Dataset entries

......

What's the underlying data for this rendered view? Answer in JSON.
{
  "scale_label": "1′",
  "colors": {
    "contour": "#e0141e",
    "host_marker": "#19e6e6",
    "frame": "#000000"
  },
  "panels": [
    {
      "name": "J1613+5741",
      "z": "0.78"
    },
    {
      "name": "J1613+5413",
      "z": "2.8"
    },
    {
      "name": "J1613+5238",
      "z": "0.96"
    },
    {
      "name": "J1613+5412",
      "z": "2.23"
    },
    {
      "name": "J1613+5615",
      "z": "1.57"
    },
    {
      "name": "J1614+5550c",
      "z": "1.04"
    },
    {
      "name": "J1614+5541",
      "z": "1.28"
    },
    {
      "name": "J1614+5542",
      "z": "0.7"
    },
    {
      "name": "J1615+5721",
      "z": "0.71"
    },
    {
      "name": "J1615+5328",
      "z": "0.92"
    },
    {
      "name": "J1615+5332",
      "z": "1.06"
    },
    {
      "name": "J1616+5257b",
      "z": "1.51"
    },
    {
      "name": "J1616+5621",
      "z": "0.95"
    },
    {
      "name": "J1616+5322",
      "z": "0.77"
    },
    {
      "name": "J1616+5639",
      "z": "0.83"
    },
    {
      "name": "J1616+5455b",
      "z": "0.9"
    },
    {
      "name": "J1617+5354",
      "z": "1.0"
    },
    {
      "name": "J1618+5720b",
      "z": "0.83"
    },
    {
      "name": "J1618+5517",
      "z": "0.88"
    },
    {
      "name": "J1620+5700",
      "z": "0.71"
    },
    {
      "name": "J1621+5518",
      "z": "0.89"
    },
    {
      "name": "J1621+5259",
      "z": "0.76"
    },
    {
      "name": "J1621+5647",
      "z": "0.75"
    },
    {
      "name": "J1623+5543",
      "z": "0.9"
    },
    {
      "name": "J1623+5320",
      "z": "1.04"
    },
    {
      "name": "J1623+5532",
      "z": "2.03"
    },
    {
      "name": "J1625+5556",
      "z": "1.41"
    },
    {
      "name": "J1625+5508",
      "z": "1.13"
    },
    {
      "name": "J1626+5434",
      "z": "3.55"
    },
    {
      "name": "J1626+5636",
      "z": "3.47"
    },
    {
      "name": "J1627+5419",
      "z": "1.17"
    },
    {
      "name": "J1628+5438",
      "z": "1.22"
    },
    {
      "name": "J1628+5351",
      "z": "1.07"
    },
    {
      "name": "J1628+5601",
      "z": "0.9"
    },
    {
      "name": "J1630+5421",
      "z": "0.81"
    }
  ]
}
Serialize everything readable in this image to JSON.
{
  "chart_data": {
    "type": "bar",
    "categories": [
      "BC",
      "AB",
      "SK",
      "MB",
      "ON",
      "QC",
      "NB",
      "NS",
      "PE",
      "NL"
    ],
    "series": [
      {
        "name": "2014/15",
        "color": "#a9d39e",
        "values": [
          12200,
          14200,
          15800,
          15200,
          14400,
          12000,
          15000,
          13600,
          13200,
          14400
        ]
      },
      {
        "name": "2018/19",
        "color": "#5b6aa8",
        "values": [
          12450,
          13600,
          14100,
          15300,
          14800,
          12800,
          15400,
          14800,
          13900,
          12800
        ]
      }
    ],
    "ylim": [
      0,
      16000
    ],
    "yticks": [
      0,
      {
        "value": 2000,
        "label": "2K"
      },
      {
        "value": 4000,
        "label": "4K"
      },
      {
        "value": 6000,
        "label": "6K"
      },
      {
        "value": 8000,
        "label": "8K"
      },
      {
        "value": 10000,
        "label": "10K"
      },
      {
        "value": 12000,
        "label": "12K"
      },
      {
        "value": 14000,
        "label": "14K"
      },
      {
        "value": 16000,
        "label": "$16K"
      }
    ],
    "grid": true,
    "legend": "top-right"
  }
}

......

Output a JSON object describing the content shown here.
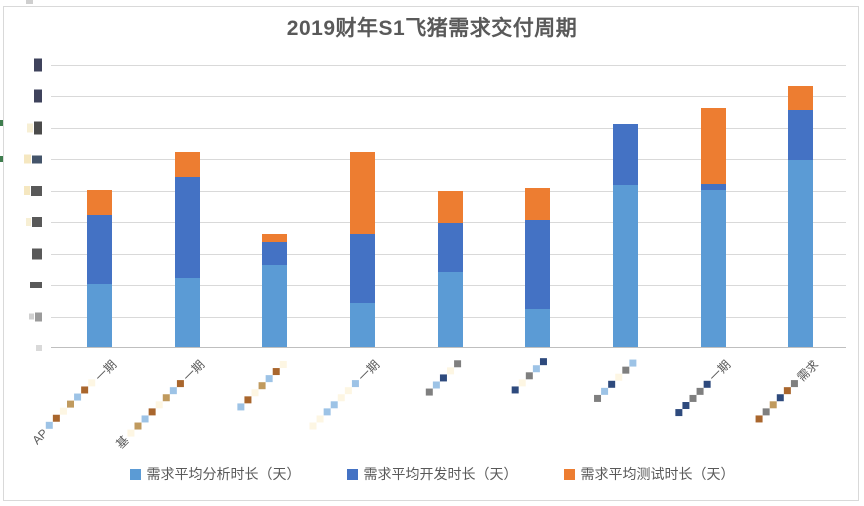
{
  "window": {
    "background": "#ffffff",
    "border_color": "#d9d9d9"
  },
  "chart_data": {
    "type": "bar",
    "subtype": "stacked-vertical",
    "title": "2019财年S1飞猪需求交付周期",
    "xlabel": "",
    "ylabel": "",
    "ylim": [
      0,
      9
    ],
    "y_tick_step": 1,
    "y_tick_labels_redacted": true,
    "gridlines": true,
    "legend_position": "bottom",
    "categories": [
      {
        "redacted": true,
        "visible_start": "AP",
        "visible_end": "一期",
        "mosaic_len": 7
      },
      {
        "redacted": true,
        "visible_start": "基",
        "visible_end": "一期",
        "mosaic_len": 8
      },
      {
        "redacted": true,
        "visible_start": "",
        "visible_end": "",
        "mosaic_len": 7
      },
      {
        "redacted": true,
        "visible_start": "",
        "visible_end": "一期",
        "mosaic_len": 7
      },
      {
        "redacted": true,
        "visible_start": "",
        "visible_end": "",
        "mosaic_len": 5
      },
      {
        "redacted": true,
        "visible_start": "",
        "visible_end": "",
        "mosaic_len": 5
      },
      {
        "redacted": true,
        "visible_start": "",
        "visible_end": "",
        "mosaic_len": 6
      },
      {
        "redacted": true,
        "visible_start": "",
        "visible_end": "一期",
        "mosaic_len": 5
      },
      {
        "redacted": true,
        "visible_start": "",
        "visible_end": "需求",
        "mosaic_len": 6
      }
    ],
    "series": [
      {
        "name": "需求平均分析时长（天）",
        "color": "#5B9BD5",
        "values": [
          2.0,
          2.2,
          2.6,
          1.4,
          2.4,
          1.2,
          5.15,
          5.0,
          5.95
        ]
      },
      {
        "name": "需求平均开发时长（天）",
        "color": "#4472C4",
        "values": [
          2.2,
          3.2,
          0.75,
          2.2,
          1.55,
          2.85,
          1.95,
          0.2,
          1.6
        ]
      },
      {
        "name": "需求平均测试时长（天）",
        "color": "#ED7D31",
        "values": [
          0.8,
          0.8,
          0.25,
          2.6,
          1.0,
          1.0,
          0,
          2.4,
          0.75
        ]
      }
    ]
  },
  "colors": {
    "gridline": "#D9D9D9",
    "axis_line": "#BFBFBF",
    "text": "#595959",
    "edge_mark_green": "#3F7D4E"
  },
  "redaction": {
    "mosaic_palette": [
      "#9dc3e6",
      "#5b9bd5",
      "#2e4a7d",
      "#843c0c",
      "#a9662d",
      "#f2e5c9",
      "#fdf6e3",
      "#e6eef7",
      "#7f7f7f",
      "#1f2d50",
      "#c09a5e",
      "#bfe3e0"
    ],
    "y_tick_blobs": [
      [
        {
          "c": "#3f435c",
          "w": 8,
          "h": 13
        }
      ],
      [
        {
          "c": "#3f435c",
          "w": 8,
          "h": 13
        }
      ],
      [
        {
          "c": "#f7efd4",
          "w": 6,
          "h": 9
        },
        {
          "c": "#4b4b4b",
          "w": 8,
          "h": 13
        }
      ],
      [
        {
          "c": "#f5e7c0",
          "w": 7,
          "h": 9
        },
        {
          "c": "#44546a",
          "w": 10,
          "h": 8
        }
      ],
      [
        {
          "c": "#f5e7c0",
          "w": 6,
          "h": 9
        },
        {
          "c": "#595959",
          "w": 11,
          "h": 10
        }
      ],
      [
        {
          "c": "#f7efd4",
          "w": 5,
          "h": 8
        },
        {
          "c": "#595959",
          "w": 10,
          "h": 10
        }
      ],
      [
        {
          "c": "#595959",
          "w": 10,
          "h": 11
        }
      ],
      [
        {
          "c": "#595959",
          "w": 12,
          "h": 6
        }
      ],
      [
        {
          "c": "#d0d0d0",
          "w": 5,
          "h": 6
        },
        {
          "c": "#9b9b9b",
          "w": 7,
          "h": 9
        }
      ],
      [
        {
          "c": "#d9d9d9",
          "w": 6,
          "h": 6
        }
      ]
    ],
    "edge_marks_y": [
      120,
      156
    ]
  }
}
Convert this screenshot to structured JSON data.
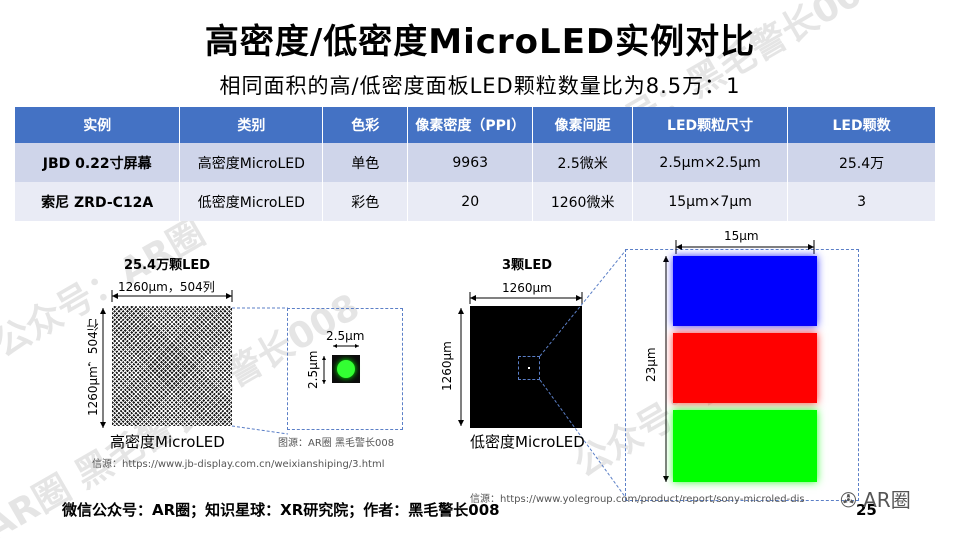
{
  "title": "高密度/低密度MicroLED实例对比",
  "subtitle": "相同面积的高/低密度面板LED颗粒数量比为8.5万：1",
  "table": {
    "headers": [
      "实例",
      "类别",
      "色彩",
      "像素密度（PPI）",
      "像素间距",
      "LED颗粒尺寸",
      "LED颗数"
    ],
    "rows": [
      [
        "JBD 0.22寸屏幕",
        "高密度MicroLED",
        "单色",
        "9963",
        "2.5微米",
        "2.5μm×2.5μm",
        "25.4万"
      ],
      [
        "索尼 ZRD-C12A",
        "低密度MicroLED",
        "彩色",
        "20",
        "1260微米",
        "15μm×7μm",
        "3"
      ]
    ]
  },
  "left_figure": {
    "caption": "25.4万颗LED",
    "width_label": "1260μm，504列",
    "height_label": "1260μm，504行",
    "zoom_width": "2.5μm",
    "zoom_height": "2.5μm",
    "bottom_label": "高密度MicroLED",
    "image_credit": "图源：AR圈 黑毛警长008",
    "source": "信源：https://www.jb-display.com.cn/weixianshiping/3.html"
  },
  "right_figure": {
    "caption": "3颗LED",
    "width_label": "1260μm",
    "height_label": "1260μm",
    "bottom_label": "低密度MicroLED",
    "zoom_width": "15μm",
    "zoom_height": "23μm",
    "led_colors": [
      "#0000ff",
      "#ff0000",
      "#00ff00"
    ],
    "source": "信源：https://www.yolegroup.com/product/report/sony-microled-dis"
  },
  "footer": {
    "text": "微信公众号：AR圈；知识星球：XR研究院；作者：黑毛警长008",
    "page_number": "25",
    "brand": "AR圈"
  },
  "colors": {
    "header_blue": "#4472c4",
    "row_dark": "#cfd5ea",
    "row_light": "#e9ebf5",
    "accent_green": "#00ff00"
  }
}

......

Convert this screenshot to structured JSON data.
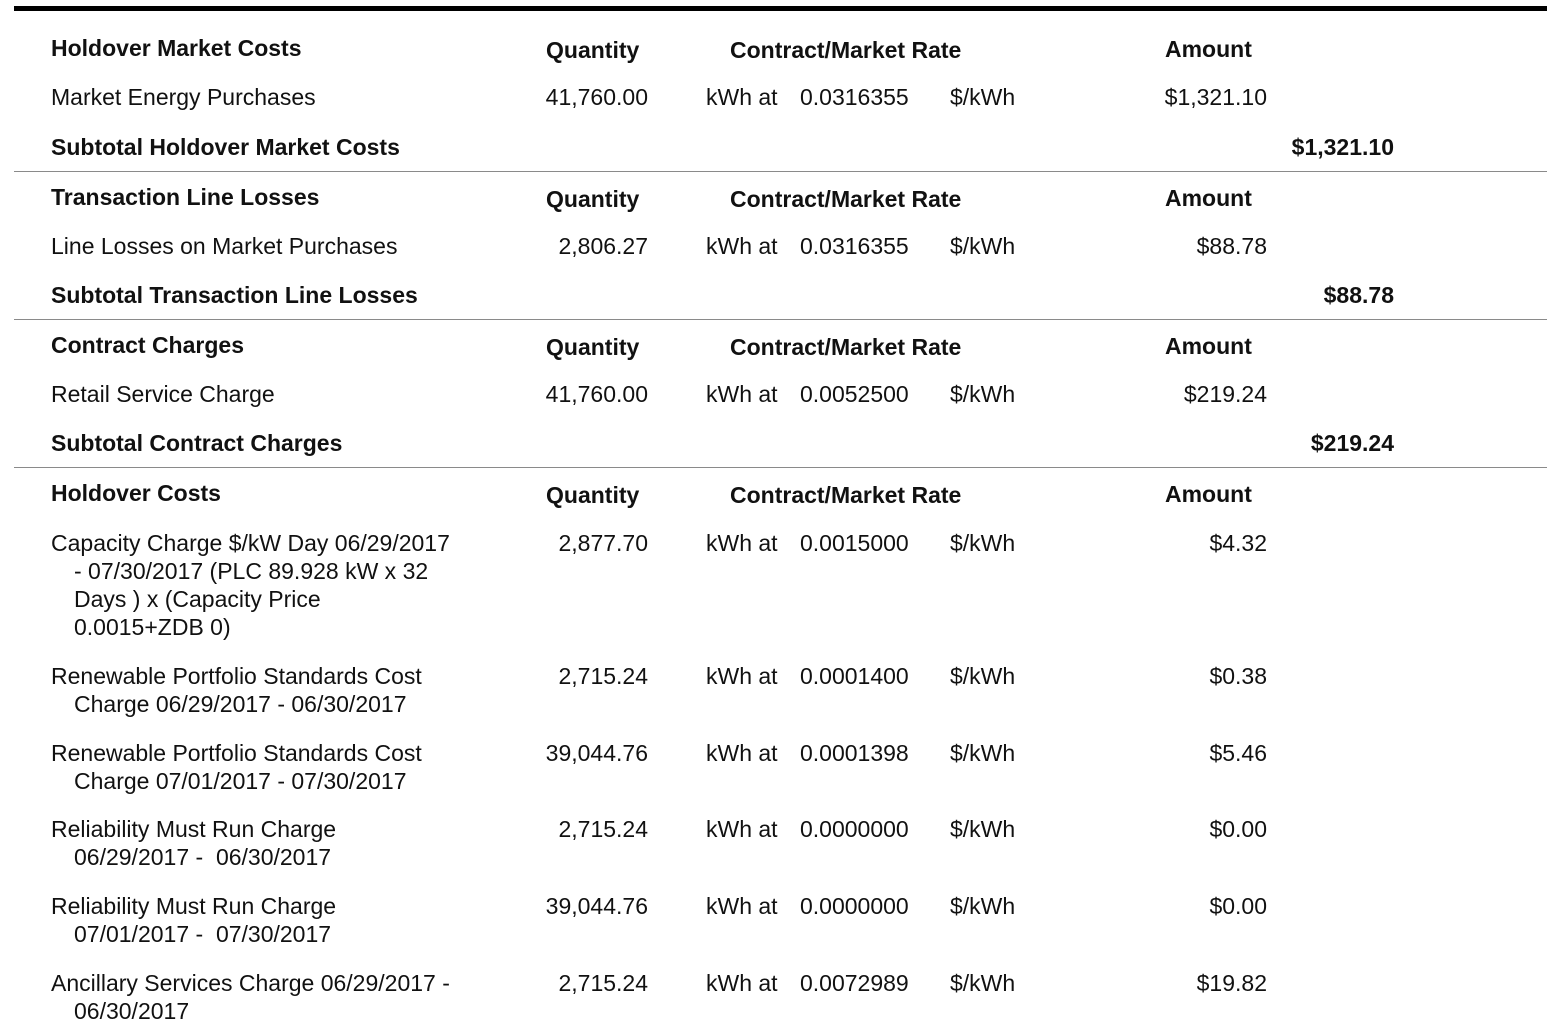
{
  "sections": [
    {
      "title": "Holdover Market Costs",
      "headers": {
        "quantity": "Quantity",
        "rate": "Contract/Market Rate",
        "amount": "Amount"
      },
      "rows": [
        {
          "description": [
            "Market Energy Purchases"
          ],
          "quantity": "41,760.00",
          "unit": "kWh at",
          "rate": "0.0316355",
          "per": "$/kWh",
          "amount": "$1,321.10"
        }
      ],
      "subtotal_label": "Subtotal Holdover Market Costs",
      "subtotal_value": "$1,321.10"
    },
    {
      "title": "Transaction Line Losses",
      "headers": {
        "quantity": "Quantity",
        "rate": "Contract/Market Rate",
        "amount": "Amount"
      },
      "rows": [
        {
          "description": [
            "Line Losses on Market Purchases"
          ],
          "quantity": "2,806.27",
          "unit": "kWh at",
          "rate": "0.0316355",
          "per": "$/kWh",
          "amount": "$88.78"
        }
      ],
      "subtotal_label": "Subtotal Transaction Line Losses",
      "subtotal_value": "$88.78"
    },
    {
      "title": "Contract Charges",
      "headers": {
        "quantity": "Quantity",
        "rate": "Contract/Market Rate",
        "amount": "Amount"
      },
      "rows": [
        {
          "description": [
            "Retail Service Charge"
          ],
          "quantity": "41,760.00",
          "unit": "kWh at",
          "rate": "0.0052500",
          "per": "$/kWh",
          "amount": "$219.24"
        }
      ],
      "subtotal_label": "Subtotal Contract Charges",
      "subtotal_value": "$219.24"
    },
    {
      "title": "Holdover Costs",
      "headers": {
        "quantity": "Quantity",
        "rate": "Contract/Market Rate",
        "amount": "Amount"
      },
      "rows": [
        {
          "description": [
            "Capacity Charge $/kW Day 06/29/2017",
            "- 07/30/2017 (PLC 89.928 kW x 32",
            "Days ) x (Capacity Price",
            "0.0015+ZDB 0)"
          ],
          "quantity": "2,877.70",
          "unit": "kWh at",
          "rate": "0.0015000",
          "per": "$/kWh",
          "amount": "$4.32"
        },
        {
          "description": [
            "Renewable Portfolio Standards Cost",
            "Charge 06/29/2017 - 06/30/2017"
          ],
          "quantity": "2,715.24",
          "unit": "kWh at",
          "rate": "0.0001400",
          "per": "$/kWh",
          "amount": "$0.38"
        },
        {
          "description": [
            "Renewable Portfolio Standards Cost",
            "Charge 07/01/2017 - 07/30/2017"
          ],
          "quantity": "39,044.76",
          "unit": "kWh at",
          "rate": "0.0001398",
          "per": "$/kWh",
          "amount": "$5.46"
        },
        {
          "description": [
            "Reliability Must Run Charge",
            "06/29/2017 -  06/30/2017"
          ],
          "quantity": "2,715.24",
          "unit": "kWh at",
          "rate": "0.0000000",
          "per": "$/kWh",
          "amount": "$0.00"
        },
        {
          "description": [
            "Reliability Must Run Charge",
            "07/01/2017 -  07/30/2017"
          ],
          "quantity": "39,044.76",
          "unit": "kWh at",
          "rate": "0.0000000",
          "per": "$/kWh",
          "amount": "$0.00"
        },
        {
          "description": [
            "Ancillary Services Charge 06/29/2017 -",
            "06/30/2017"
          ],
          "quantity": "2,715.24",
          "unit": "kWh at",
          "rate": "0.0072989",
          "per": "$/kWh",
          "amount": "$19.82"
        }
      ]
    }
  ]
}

......

Determine how many lines include the word "Costs" and report that number by itself.

3